» **PROBLEM DETAILS**: From the data that follows, copy every line holding the string "أوجد".

» **PROVIDED RECORDS**:
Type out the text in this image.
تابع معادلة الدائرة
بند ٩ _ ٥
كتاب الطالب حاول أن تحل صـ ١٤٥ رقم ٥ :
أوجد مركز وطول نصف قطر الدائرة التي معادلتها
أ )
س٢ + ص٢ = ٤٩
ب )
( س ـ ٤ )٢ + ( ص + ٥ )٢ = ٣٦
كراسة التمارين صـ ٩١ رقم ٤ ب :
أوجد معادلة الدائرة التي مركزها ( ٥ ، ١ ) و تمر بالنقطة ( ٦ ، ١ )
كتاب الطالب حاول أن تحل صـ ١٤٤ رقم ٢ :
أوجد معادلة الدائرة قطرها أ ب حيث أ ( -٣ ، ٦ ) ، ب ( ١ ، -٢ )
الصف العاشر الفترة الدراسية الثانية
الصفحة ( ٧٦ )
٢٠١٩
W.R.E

» **SOLVED EXERCISE**:
أوجد مركز وطول نصف قطر الدائرة التي معادلتها
أوجد معادلة الدائرة التي مركزها ( ٥ ، ١ ) و تمر بالنقطة ( ٦ ، ١ )
أوجد معادلة الدائرة قطرها أ ب حيث أ ( -٣ ، ٦ ) ، ب ( ١ ، -٢ )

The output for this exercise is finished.